__Aim of the task__.
Collect all lines containing the word "person" from the data.

───── Dataset excerpts

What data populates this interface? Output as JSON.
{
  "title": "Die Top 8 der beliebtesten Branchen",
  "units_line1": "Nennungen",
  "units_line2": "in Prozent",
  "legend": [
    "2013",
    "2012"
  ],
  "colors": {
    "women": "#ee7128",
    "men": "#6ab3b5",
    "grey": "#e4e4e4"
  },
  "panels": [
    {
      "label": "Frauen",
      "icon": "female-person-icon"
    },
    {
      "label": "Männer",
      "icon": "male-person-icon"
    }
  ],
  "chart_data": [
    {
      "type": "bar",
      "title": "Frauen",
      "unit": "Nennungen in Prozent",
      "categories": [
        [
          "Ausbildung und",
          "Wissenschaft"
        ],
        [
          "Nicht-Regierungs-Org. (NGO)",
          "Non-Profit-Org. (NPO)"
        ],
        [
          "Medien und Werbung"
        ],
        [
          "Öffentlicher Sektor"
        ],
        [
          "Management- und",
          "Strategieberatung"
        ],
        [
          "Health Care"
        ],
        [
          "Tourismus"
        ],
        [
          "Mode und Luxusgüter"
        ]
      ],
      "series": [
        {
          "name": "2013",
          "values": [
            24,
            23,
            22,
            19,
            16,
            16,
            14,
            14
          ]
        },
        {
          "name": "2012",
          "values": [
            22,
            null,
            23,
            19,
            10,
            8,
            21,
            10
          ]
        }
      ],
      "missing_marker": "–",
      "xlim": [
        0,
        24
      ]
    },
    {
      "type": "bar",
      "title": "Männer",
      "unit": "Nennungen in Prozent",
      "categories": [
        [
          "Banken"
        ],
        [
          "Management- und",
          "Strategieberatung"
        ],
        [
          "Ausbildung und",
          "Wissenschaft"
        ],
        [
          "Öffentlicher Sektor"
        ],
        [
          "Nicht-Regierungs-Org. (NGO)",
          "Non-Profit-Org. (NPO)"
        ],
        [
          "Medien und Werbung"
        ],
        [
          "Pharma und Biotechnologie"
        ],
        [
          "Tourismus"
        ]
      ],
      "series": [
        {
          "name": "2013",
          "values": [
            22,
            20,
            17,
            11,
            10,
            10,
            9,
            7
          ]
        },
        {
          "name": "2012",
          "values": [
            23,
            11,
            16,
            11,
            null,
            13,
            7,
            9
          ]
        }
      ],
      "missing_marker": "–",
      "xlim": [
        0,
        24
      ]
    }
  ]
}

──────────

__Task output__.
      "icon": "female-person-icon"
      "icon": "male-person-icon"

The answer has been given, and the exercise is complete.